**Set task**
Repeat the listing in full, preserving every character.
— Start Items —
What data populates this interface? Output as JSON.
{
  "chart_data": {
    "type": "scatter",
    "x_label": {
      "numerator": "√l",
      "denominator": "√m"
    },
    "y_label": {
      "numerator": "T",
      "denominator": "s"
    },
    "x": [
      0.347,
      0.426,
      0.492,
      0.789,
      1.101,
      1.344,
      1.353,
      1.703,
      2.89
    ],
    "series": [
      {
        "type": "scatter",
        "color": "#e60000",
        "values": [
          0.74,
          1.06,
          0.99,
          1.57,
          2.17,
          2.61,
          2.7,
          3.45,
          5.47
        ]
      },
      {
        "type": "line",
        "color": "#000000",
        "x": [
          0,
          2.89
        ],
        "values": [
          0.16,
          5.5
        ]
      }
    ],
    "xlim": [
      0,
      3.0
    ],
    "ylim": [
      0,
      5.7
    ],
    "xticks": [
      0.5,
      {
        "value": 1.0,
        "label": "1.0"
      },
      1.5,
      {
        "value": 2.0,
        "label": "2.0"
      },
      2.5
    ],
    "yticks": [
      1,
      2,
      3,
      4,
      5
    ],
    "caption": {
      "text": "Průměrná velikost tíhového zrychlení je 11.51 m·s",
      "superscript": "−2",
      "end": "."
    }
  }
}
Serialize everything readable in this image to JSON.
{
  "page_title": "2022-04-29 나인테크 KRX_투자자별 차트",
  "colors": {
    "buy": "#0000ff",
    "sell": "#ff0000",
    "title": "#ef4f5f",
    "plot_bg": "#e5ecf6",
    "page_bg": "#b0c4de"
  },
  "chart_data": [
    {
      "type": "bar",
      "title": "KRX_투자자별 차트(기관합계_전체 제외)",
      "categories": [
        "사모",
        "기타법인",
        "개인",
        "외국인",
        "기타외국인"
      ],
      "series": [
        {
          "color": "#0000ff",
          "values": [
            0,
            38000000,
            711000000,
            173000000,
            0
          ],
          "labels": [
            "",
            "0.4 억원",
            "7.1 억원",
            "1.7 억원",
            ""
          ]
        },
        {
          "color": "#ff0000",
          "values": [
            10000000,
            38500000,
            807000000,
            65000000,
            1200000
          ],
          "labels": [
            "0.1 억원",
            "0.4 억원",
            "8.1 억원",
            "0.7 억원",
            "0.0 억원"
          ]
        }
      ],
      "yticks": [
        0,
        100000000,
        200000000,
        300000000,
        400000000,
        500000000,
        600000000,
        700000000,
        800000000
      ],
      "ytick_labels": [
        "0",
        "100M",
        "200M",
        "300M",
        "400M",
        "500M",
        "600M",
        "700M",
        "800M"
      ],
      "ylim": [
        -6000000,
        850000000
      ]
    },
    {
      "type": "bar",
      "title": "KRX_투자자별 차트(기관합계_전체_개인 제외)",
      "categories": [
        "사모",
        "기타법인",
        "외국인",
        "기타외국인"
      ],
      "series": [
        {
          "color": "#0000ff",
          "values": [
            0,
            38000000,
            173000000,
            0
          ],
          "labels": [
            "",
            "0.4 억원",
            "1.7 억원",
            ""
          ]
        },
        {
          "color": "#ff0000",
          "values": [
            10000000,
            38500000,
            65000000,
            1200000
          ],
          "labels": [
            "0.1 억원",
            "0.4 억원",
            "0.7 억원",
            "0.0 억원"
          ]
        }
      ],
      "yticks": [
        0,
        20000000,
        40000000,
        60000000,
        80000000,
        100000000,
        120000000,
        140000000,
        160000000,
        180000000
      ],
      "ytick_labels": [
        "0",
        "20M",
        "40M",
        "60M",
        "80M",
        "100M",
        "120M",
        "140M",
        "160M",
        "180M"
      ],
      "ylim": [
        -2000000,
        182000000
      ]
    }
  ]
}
— End Items —
**Exercise answer**
What data populates this interface? Output as JSON.
{
  "chart_data": {
    "type": "scatter",
    "x_label": {
      "numerator": "√l",
      "denominator": "√m"
    },
    "y_label": {
      "numerator": "T",
      "denominator": "s"
    },
    "x": [
      0.347,
      0.426,
      0.492,
      0.789,
      1.101,
      1.344,
      1.353,
      1.703,
      2.89
    ],
    "series": [
      {
        "type": "scatter",
        "color": "#e60000",
        "values": [
          0.74,
          1.06,
          0.99,
          1.57,
          2.17,
          2.61,
          2.7,
          3.45,
          5.47
        ]
      },
      {
        "type": "line",
        "color": "#000000",
        "x": [
          0,
          2.89
        ],
        "values": [
          0.16,
          5.5
        ]
      }
    ],
    "xlim": [
      0,
      3.0
    ],
    "ylim": [
      0,
      5.7
    ],
    "xticks": [
      0.5,
      {
        "value": 1.0,
        "label": "1.0"
      },
      1.5,
      {
        "value": 2.0,
        "label": "2.0"
      },
      2.5
    ],
    "yticks": [
      1,
      2,
      3,
      4,
      5
    ],
    "caption": {
      "text": "Průměrná velikost tíhového zrychlení je 11.51 m·s",
      "superscript": "−2",
      "end": "."
    }
  }
}
Serialize everything readable in this image to JSON.
{
  "page_title": "2022-04-29 나인테크 KRX_투자자별 차트",
  "colors": {
    "buy": "#0000ff",
    "sell": "#ff0000",
    "title": "#ef4f5f",
    "plot_bg": "#e5ecf6",
    "page_bg": "#b0c4de"
  },
  "chart_data": [
    {
      "type": "bar",
      "title": "KRX_투자자별 차트(기관합계_전체 제외)",
      "categories": [
        "사모",
        "기타법인",
        "개인",
        "외국인",
        "기타외국인"
      ],
      "series": [
        {
          "color": "#0000ff",
          "values": [
            0,
            38000000,
            711000000,
            173000000,
            0
          ],
          "labels": [
            "",
            "0.4 억원",
            "7.1 억원",
            "1.7 억원",
            ""
          ]
        },
        {
          "color": "#ff0000",
          "values": [
            10000000,
            38500000,
            807000000,
            65000000,
            1200000
          ],
          "labels": [
            "0.1 억원",
            "0.4 억원",
            "8.1 억원",
            "0.7 억원",
            "0.0 억원"
          ]
        }
      ],
      "yticks": [
        0,
        100000000,
        200000000,
        300000000,
        400000000,
        500000000,
        600000000,
        700000000,
        800000000
      ],
      "ytick_labels": [
        "0",
        "100M",
        "200M",
        "300M",
        "400M",
        "500M",
        "600M",
        "700M",
        "800M"
      ],
      "ylim": [
        -6000000,
        850000000
      ]
    },
    {
      "type": "bar",
      "title": "KRX_투자자별 차트(기관합계_전체_개인 제외)",
      "categories": [
        "사모",
        "기타법인",
        "외국인",
        "기타외국인"
      ],
      "series": [
        {
          "color": "#0000ff",
          "values": [
            0,
            38000000,
            173000000,
            0
          ],
          "labels": [
            "",
            "0.4 억원",
            "1.7 억원",
            ""
          ]
        },
        {
          "color": "#ff0000",
          "values": [
            10000000,
            38500000,
            65000000,
            1200000
          ],
          "labels": [
            "0.1 억원",
            "0.4 억원",
            "0.7 억원",
            "0.0 억원"
          ]
        }
      ],
      "yticks": [
        0,
        20000000,
        40000000,
        60000000,
        80000000,
        100000000,
        120000000,
        140000000,
        160000000,
        180000000
      ],
      "ytick_labels": [
        "0",
        "20M",
        "40M",
        "60M",
        "80M",
        "100M",
        "120M",
        "140M",
        "160M",
        "180M"
      ],
      "ylim": [
        -2000000,
        182000000
      ]
    }
  ]
}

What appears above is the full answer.